### PROMPT:
Can you reproduce every one of the records below, line for line and without a single change?
*-*-*
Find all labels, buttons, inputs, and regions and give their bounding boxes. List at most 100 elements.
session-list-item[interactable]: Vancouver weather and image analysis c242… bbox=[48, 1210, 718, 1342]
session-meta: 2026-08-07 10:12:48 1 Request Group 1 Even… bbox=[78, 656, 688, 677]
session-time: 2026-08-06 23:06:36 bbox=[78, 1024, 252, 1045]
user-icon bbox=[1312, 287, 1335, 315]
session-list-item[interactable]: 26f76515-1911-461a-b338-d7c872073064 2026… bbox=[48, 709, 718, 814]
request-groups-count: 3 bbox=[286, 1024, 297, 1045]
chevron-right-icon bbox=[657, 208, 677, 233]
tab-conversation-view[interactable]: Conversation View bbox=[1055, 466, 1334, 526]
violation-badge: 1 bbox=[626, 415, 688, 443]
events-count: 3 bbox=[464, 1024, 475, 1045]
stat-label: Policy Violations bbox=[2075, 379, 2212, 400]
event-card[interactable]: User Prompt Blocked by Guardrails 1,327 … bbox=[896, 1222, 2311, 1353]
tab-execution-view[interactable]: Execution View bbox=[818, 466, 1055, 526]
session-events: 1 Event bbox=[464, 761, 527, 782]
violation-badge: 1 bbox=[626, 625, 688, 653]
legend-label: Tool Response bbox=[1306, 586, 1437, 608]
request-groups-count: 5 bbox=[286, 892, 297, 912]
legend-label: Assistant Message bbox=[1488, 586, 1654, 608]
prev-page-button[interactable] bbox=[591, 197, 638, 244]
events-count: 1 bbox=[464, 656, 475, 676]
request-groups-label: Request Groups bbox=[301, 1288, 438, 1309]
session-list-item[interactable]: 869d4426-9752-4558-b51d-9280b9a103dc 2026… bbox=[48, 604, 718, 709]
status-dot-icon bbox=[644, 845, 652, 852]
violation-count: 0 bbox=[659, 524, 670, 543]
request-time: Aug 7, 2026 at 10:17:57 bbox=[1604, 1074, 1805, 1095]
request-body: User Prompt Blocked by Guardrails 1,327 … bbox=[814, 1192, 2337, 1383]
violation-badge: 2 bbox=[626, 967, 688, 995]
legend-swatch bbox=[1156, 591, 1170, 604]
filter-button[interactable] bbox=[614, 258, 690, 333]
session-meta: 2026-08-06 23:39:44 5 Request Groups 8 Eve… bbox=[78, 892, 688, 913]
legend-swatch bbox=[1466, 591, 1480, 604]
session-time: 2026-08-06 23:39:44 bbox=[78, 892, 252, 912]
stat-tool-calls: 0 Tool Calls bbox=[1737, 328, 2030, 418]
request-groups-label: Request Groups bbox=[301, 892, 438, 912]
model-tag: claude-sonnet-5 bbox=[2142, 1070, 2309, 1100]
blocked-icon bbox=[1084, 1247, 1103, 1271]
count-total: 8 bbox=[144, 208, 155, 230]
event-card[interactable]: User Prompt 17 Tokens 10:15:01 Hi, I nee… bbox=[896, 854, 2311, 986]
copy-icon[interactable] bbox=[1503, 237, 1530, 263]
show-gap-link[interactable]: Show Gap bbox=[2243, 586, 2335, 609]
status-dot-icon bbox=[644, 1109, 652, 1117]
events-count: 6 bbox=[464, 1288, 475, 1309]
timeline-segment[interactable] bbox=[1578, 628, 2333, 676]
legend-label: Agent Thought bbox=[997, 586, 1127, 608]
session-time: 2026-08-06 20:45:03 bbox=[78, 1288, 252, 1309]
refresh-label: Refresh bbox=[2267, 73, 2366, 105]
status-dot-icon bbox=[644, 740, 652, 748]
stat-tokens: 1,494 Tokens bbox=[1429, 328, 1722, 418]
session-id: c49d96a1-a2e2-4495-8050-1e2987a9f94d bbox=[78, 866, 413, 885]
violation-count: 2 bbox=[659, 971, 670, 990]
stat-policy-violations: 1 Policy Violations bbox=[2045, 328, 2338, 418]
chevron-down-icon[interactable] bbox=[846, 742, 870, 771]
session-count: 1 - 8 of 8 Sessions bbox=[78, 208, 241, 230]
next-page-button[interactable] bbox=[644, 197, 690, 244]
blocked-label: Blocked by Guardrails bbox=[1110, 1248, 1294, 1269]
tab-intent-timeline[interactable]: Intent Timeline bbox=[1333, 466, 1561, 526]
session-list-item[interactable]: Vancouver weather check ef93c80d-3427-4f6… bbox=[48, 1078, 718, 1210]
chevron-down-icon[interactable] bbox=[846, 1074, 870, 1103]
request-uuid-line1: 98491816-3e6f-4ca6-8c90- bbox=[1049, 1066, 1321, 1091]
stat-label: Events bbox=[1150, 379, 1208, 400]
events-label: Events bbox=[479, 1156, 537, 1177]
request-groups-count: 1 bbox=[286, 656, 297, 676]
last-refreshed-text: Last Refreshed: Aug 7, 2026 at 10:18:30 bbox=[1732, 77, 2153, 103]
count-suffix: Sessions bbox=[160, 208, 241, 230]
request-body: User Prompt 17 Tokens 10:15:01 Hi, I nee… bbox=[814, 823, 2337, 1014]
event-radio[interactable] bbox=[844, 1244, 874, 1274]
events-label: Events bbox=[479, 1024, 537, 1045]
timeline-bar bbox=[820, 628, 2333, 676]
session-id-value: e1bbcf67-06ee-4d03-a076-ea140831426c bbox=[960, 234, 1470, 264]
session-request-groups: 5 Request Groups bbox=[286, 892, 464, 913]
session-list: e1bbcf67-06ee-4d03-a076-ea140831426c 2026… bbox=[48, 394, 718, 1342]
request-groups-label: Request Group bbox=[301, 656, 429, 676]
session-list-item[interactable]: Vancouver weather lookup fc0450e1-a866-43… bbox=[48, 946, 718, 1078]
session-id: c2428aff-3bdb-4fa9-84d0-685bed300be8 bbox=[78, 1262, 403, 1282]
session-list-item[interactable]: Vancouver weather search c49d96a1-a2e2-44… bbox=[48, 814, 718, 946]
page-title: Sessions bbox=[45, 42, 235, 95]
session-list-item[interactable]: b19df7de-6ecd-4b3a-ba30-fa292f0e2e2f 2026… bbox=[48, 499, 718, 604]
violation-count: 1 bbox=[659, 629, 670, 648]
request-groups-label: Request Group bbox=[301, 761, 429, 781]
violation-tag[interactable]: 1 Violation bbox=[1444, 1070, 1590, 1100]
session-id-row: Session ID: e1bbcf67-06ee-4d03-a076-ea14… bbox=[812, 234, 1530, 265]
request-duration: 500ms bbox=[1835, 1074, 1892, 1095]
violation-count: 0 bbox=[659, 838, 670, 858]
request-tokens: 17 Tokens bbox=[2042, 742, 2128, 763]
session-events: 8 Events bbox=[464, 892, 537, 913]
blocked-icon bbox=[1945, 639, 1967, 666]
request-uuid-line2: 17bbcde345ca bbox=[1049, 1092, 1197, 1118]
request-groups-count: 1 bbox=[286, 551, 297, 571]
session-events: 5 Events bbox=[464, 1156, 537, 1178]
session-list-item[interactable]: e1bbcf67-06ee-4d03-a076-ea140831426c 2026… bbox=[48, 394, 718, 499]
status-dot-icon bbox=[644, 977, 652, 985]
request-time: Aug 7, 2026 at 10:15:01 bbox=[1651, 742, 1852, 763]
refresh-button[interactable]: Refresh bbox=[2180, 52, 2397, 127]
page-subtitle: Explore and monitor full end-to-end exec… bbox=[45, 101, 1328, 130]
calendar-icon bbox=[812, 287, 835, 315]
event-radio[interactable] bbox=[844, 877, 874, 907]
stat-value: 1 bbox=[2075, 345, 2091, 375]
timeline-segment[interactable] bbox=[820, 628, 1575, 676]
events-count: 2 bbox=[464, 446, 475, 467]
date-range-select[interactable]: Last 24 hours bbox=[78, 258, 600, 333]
*-*-*
### EXERCISE SOLUTION:
Find all labels, buttons, inputs, and regions and give their bounding boxes. List at most 100 elements.
session-list-item[interactable]: Vancouver weather and image analysis c242… bbox=[48, 1210, 718, 1342]
session-meta: 2026-08-07 10:12:48 1 Request Group 1 Even… bbox=[78, 656, 688, 677]
session-time: 2026-08-06 23:06:36 bbox=[78, 1024, 252, 1045]
user-icon bbox=[1312, 287, 1335, 315]
session-list-item[interactable]: 26f76515-1911-461a-b338-d7c872073064 2026… bbox=[48, 709, 718, 814]
request-groups-count: 3 bbox=[286, 1024, 297, 1045]
chevron-right-icon bbox=[657, 208, 677, 233]
tab-conversation-view[interactable]: Conversation View bbox=[1055, 466, 1334, 526]
violation-badge: 1 bbox=[626, 415, 688, 443]
events-count: 3 bbox=[464, 1024, 475, 1045]
stat-label: Policy Violations bbox=[2075, 379, 2212, 400]
event-card[interactable]: User Prompt Blocked by Guardrails 1,327 … bbox=[896, 1222, 2311, 1353]
tab-execution-view[interactable]: Execution View bbox=[818, 466, 1055, 526]
session-events: 1 Event bbox=[464, 761, 527, 782]
violation-badge: 1 bbox=[626, 625, 688, 653]
legend-label: Tool Response bbox=[1306, 586, 1437, 608]
request-groups-count: 5 bbox=[286, 892, 297, 912]
legend-label: Assistant Message bbox=[1488, 586, 1654, 608]
prev-page-button[interactable] bbox=[591, 197, 638, 244]
events-count: 1 bbox=[464, 656, 475, 676]
request-groups-label: Request Groups bbox=[301, 1288, 438, 1309]
session-list-item[interactable]: 869d4426-9752-4558-b51d-9280b9a103dc 2026… bbox=[48, 604, 718, 709]
status-dot-icon bbox=[644, 845, 652, 852]
violation-count: 0 bbox=[659, 524, 670, 543]
request-time: Aug 7, 2026 at 10:17:57 bbox=[1604, 1074, 1805, 1095]
request-body: User Prompt Blocked by Guardrails 1,327 … bbox=[814, 1192, 2337, 1383]
violation-badge: 2 bbox=[626, 967, 688, 995]
legend-swatch bbox=[1156, 591, 1170, 604]
filter-button[interactable] bbox=[614, 258, 690, 333]
session-meta: 2026-08-06 23:39:44 5 Request Groups 8 Eve… bbox=[78, 892, 688, 913]
legend-swatch bbox=[1466, 591, 1480, 604]
session-time: 2026-08-06 23:39:44 bbox=[78, 892, 252, 912]
stat-tool-calls: 0 Tool Calls bbox=[1737, 328, 2030, 418]
request-groups-label: Request Groups bbox=[301, 892, 438, 912]
model-tag: claude-sonnet-5 bbox=[2142, 1070, 2309, 1100]
blocked-icon bbox=[1084, 1247, 1103, 1271]
count-total: 8 bbox=[144, 208, 155, 230]
event-card[interactable]: User Prompt 17 Tokens 10:15:01 Hi, I nee… bbox=[896, 854, 2311, 986]
copy-icon[interactable] bbox=[1503, 237, 1530, 263]
show-gap-link[interactable]: Show Gap bbox=[2243, 586, 2335, 609]
status-dot-icon bbox=[644, 1109, 652, 1117]
events-count: 6 bbox=[464, 1288, 475, 1309]
timeline-segment[interactable] bbox=[1578, 628, 2333, 676]
legend-label: Agent Thought bbox=[997, 586, 1127, 608]
session-time: 2026-08-06 20:45:03 bbox=[78, 1288, 252, 1309]
refresh-label: Refresh bbox=[2267, 73, 2366, 105]
status-dot-icon bbox=[644, 740, 652, 748]
stat-tokens: 1,494 Tokens bbox=[1429, 328, 1722, 418]
session-id: c49d96a1-a2e2-4495-8050-1e2987a9f94d bbox=[78, 866, 413, 885]
violation-count: 2 bbox=[659, 971, 670, 990]
stat-policy-violations: 1 Policy Violations bbox=[2045, 328, 2338, 418]
chevron-down-icon[interactable] bbox=[846, 742, 870, 771]
session-count: 1 - 8 of 8 Sessions bbox=[78, 208, 241, 230]
next-page-button[interactable] bbox=[644, 197, 690, 244]
blocked-label: Blocked by Guardrails bbox=[1110, 1248, 1294, 1269]
tab-intent-timeline[interactable]: Intent Timeline bbox=[1333, 466, 1561, 526]
session-list-item[interactable]: Vancouver weather check ef93c80d-3427-4f6… bbox=[48, 1078, 718, 1210]
chevron-down-icon[interactable] bbox=[846, 1074, 870, 1103]
request-uuid-line1: 98491816-3e6f-4ca6-8c90- bbox=[1049, 1066, 1321, 1091]
stat-label: Events bbox=[1150, 379, 1208, 400]
events-label: Events bbox=[479, 1156, 537, 1177]
request-groups-count: 1 bbox=[286, 656, 297, 676]
last-refreshed-text: Last Refreshed: Aug 7, 2026 at 10:18:30 bbox=[1732, 77, 2153, 103]
count-suffix: Sessions bbox=[160, 208, 241, 230]
request-body: User Prompt 17 Tokens 10:15:01 Hi, I nee… bbox=[814, 823, 2337, 1014]
event-radio[interactable] bbox=[844, 1244, 874, 1274]
events-label: Events bbox=[479, 1024, 537, 1045]
timeline-bar bbox=[820, 628, 2333, 676]
session-id-value: e1bbcf67-06ee-4d03-a076-ea140831426c bbox=[960, 234, 1470, 264]
session-request-groups: 5 Request Groups bbox=[286, 892, 464, 913]
session-list: e1bbcf67-06ee-4d03-a076-ea140831426c 2026… bbox=[48, 394, 718, 1342]
request-groups-label: Request Group bbox=[301, 656, 429, 676]
session-list-item[interactable]: Vancouver weather lookup fc0450e1-a866-43… bbox=[48, 946, 718, 1078]
session-id: c2428aff-3bdb-4fa9-84d0-685bed300be8 bbox=[78, 1262, 403, 1282]
session-list-item[interactable]: Vancouver weather search c49d96a1-a2e2-44… bbox=[48, 814, 718, 946]
page-title: Sessions bbox=[45, 42, 235, 95]
session-list-item[interactable]: b19df7de-6ecd-4b3a-ba30-fa292f0e2e2f 2026… bbox=[48, 499, 718, 604]
violation-count: 1 bbox=[659, 629, 670, 648]
request-groups-label: Request Group bbox=[301, 761, 429, 781]
violation-tag[interactable]: 1 Violation bbox=[1444, 1070, 1590, 1100]
session-id-row: Session ID: e1bbcf67-06ee-4d03-a076-ea14… bbox=[812, 234, 1530, 265]
request-duration: 500ms bbox=[1835, 1074, 1892, 1095]
violation-count: 0 bbox=[659, 838, 670, 858]
request-tokens: 17 Tokens bbox=[2042, 742, 2128, 763]
session-events: 8 Events bbox=[464, 892, 537, 913]
blocked-icon bbox=[1945, 639, 1967, 666]
request-uuid-line2: 17bbcde345ca bbox=[1049, 1092, 1197, 1118]
request-groups-count: 1 bbox=[286, 551, 297, 571]
session-events: 5 Events bbox=[464, 1156, 537, 1178]
session-list-item[interactable]: e1bbcf67-06ee-4d03-a076-ea140831426c 2026… bbox=[48, 394, 718, 499]
status-dot-icon bbox=[644, 977, 652, 985]
request-time: Aug 7, 2026 at 10:15:01 bbox=[1651, 742, 1852, 763]
refresh-button[interactable]: Refresh bbox=[2180, 52, 2397, 127]
page-subtitle: Explore and monitor full end-to-end exec… bbox=[45, 101, 1328, 130]
calendar-icon bbox=[812, 287, 835, 315]
event-radio[interactable] bbox=[844, 877, 874, 907]
stat-value: 1 bbox=[2075, 345, 2091, 375]
timeline-segment[interactable] bbox=[820, 628, 1575, 676]
events-count: 2 bbox=[464, 446, 475, 467]
date-range-select[interactable]: Last 24 hours bbox=[78, 258, 600, 333]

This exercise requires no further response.